((

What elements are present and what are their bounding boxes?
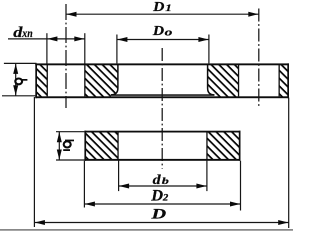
- flange inner-left hatch block (chamfered bore corner): [85, 64, 118, 96]
- q dimension line: [15, 63, 17, 95]
- gasket left hatch: [86, 132, 119, 159]
- b1 ext line bottom: [56, 159, 84, 161]
- svg-text:D: D: [152, 24, 165, 39]
- b1 dimension line: [58, 132, 60, 160]
- bolt hole wall left-left: [47, 64, 48, 96]
- bore wall left with fillet: [111, 64, 118, 95]
- svg-text:1: 1: [165, 4, 172, 14]
- gasket left edge: [84, 131, 86, 161]
- D ext line left: [33, 97, 35, 227]
- gasket bottom edge: [84, 159, 240, 161]
- dxn arrow right: [74, 36, 84, 41]
- svg-text:D: D: [150, 188, 163, 205]
- q arrow top: [13, 64, 18, 74]
- q ext line bottom: [2, 95, 37, 97]
- D ext line right: [288, 98, 290, 228]
- svg-text:b: b: [162, 175, 169, 186]
- dxn ext line left: [46, 33, 48, 63]
- b1 arrow top: [57, 132, 62, 142]
- svg-text:хп: хп: [21, 27, 32, 40]
- D2 ext line left: [83, 161, 85, 208]
- D2 arrow right: [230, 202, 240, 207]
- dxn ext line right: [84, 33, 86, 63]
- gasket right edge: [239, 131, 241, 161]
- flange right rim hatch: [279, 64, 289, 96]
- q label: [15, 79, 27, 85]
- bolt hole wall right-right: [279, 64, 280, 96]
- bolt hole wall left-right: [84, 64, 85, 96]
- flange bottom edge: [35, 96, 289, 98]
- db arrow left: [119, 184, 129, 189]
- dxn arrow left: [47, 36, 57, 41]
- b1 label: [63, 140, 74, 151]
- db ext line left: [118, 160, 120, 191]
- D1 arrow right: [248, 12, 258, 17]
- D0 ext line right: [208, 35, 210, 64]
- D0 dimension line: [117, 39, 209, 41]
- D2 dimension line: [84, 203, 240, 205]
- svg-text:2: 2: [162, 193, 168, 203]
- q ext line top: [4, 62, 37, 64]
- D arrow left: [35, 220, 45, 225]
- D2 ext line right: [240, 161, 242, 211]
- gasket hole wall left: [117, 132, 118, 159]
- flange inner-right hatch block (chamfered bore corner): [208, 64, 239, 96]
- flange top edge: [35, 63, 289, 65]
- gasket hole wall right: [206, 132, 207, 159]
- D0 ext line left: [116, 35, 118, 64]
- bolt hole wall right-left: [238, 64, 239, 96]
- db arrow right: [196, 184, 206, 189]
- bore bottom line: [111, 94, 214, 96]
- db ext line right: [206, 160, 208, 191]
- svg-text:D: D: [152, 0, 165, 15]
- centerline bolt left: [65, 4, 67, 108]
- svg-text:d: d: [153, 173, 162, 188]
- b1 ext line top: [56, 131, 84, 133]
- D1 dimension line: [66, 13, 259, 15]
- main centerline: [161, 48, 163, 169]
- b1 arrow bottom: [57, 150, 62, 160]
- gasket top edge: [84, 131, 240, 133]
- bore wall right with fillet: [208, 64, 215, 95]
- page rule (bottom border line): [0, 229, 293, 230]
- flange left rim hatch: [36, 64, 48, 96]
- gasket right hatch: [207, 132, 240, 159]
- flange left edge: [35, 63, 37, 98]
- flange right edge: [287, 63, 289, 98]
- dxn dimension line: [8, 38, 85, 40]
- svg-text:D: D: [150, 205, 166, 222]
- svg-text:o: o: [165, 26, 173, 38]
- D1 arrow left: [66, 12, 76, 17]
- q arrow bottom: [13, 85, 18, 95]
- D0 arrow left: [117, 37, 127, 42]
- D arrow right: [278, 220, 288, 225]
- D dimension line: [34, 222, 288, 224]
- D0 arrow right: [198, 37, 208, 42]
- D2 arrow left: [85, 202, 95, 207]
- centerline bolt right: [258, 9, 260, 108]
- db dimension line: [119, 185, 207, 187]
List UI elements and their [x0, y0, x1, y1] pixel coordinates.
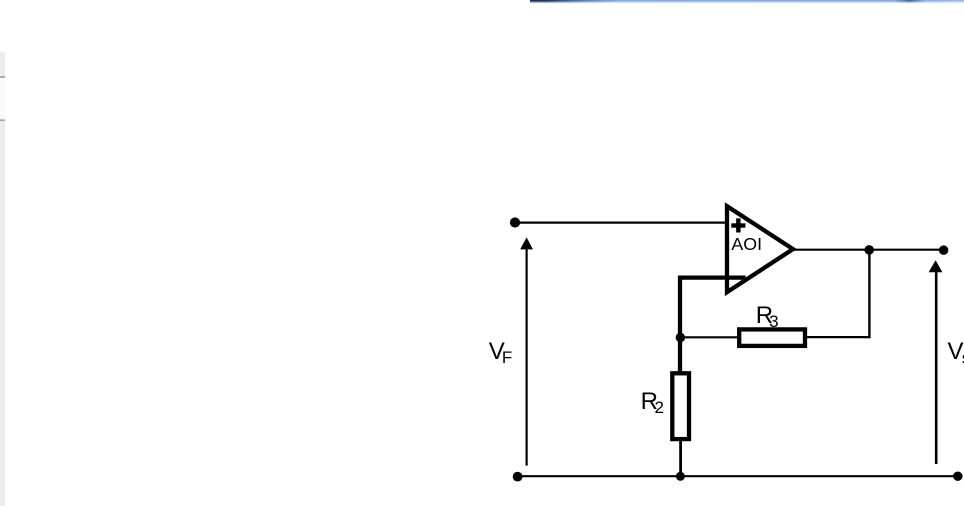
node: bottom-right	[953, 471, 963, 481]
left sidebar divider 1	[0, 76, 5, 78]
node: top-left input	[510, 217, 520, 227]
node: inverting input junction	[676, 333, 686, 343]
left sidebar strip segment 2	[0, 78, 5, 119]
voltage arrow VF (line)	[525, 249, 527, 466]
top window edge bar	[530, 0, 964, 2]
resistor R2	[672, 373, 689, 439]
node: output feedback junction	[864, 245, 874, 255]
left sidebar strip segment 1	[0, 52, 5, 77]
node: bottom junction under R2	[676, 472, 685, 481]
svg-text:2: 2	[655, 398, 664, 417]
voltage arrow VF (head)	[520, 237, 533, 249]
node: bottom-left	[513, 472, 523, 482]
op-amp U1 triangle	[727, 206, 793, 292]
voltage arrow Vo (line)	[935, 272, 938, 465]
wire: R2 bottom to bottom rail	[679, 441, 682, 477]
wire: op-amp output	[794, 249, 944, 251]
node: output right end	[939, 245, 949, 255]
left sidebar strip segment 3	[0, 121, 5, 506]
wire: feedback horizontal to R3 right	[806, 336, 869, 338]
svg-text:F: F	[502, 348, 512, 367]
svg-text:3: 3	[769, 312, 778, 331]
wire: bottom rail	[517, 475, 958, 477]
wire: inverting input L-path with minus bar	[680, 278, 746, 373]
op-amp plus sign (non-inverting input)	[731, 218, 745, 232]
wire: feedback vertical from output node	[868, 250, 870, 339]
wire: non-inverting input (top rail)	[515, 222, 727, 224]
wire: R3 left to inverting node	[680, 336, 738, 338]
voltage arrow Vo (head)	[929, 260, 943, 272]
left sidebar divider 2	[0, 119, 5, 121]
svg-text:AOI: AOI	[731, 234, 762, 254]
resistor R3	[739, 329, 805, 346]
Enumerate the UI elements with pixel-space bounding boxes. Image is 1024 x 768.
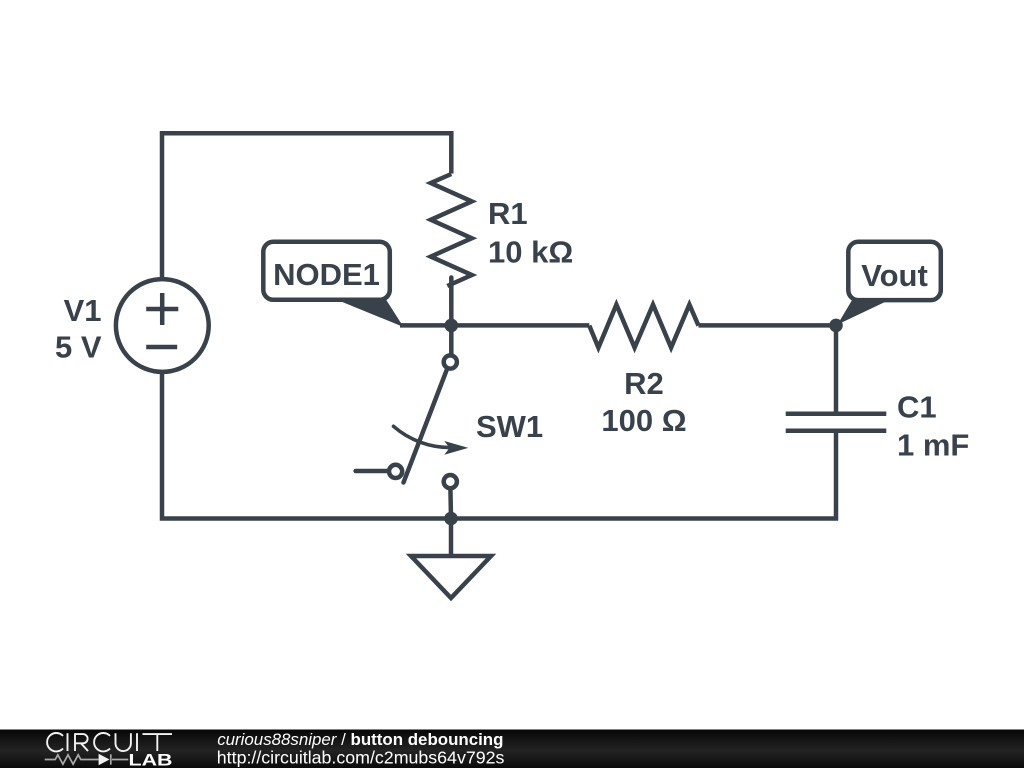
junction node at NODE1 [445, 319, 459, 333]
footer bar [0, 730, 1024, 768]
junction node at ground rail [444, 512, 458, 526]
switch SW1 blade [404, 371, 447, 483]
voltage source V1 [116, 279, 209, 372]
wire NODE1 tail tip to junction [400, 323, 451, 328]
switch SW1 left stub wire [356, 469, 396, 474]
label C1 value [897, 390, 969, 463]
svg-text:curious88sniper / button debou: curious88sniper / button debouncing [217, 730, 503, 749]
svg-text:R2: R2 [624, 366, 664, 401]
wire top from V1 to R1 [162, 133, 451, 277]
switch SW1 terminal circles [389, 355, 457, 488]
svg-text:NODE1: NODE1 [273, 257, 380, 292]
footer logo squiggle resistor and diode [45, 754, 129, 764]
label R2 value [601, 366, 686, 438]
wire Vout junction down to C1 [834, 325, 839, 413]
footer logo CIRCUIT [47, 733, 172, 751]
svg-text:LAB: LAB [129, 752, 173, 768]
wire junction to R2 [451, 323, 589, 328]
wire V1 bottom to ground rail [162, 374, 836, 519]
svg-text:http://circuitlab.com/c2mubs64: http://circuitlab.com/c2mubs64v792s [217, 748, 505, 768]
node label Vout [838, 242, 941, 325]
svg-text:10 kΩ: 10 kΩ [488, 235, 573, 270]
node label NODE1 [263, 242, 403, 327]
switch SW1 top wire [449, 325, 454, 362]
switch SW1 bottom wire [448, 482, 453, 519]
svg-text:5 V: 5 V [55, 330, 102, 365]
svg-text:V1: V1 [64, 293, 102, 328]
resistor R1 [431, 174, 472, 286]
svg-text:R1: R1 [488, 196, 528, 231]
svg-text:SW1: SW1 [476, 409, 543, 444]
svg-text:1 mF: 1 mF [897, 428, 969, 463]
svg-text:C1: C1 [897, 390, 937, 425]
switch SW1 actuation arc with arrow [394, 426, 469, 454]
label R1 value [488, 196, 573, 270]
ground symbol [411, 519, 491, 599]
wire R1 bottom to NODE1 junction [449, 278, 454, 326]
wire R2 to Vout junction [699, 323, 837, 328]
label V1 value [55, 293, 102, 365]
svg-text:Vout: Vout [861, 258, 928, 293]
svg-text:100 Ω: 100 Ω [601, 403, 686, 438]
resistor R2 [589, 305, 698, 348]
capacitor C1 [786, 414, 887, 431]
junction node at Vout [829, 319, 843, 333]
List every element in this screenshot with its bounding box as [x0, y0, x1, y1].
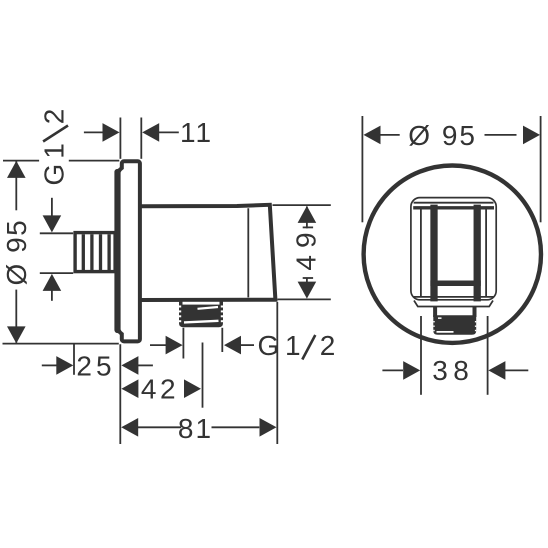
svg-text:1: 1	[285, 330, 303, 361]
svg-text:38: 38	[432, 355, 474, 386]
svg-text:2: 2	[320, 330, 338, 361]
svg-text:G: G	[39, 162, 70, 186]
svg-text:Ø 95: Ø 95	[1, 219, 32, 286]
svg-text:Ø 95: Ø 95	[408, 120, 477, 151]
svg-text:81: 81	[178, 413, 213, 444]
svg-text:49: 49	[291, 225, 322, 270]
svg-text:1: 1	[39, 141, 70, 159]
svg-text:11: 11	[180, 117, 213, 148]
svg-text:25: 25	[76, 350, 115, 381]
svg-text:2: 2	[39, 107, 70, 125]
svg-text:42: 42	[141, 374, 179, 405]
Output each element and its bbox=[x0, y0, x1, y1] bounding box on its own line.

))

Copy the lines from the one containing "junction node at NODE1 [445, 319, 459, 333]" up to and including the one containing "node label Vout [838, 242, 941, 325]", keeping every character unchanged.

→ **Exercise solution**
junction node at NODE1 [445, 319, 459, 333]
footer bar [0, 730, 1024, 768]
junction node at ground rail [444, 512, 458, 526]
switch SW1 blade [404, 371, 447, 483]
voltage source V1 [116, 279, 209, 372]
wire NODE1 tail tip to junction [400, 323, 451, 328]
switch SW1 left stub wire [356, 469, 396, 474]
label C1 value [897, 390, 969, 463]
svg-text:curious88sniper / button debou: curious88sniper / button debouncing [217, 730, 503, 749]
svg-text:R2: R2 [624, 366, 664, 401]
wire top from V1 to R1 [162, 133, 451, 277]
switch SW1 terminal circles [389, 355, 457, 488]
svg-text:NODE1: NODE1 [273, 257, 380, 292]
footer logo squiggle resistor and diode [45, 754, 129, 764]
label R2 value [601, 366, 686, 438]
wire Vout junction down to C1 [834, 325, 839, 413]
footer logo CIRCUIT [47, 733, 172, 751]
svg-text:LAB: LAB [129, 752, 173, 768]
wire junction to R2 [451, 323, 589, 328]
wire V1 bottom to ground rail [162, 374, 836, 519]
svg-text:http://circuitlab.com/c2mubs64: http://circuitlab.com/c2mubs64v792s [217, 748, 505, 768]
node label Vout [838, 242, 941, 325]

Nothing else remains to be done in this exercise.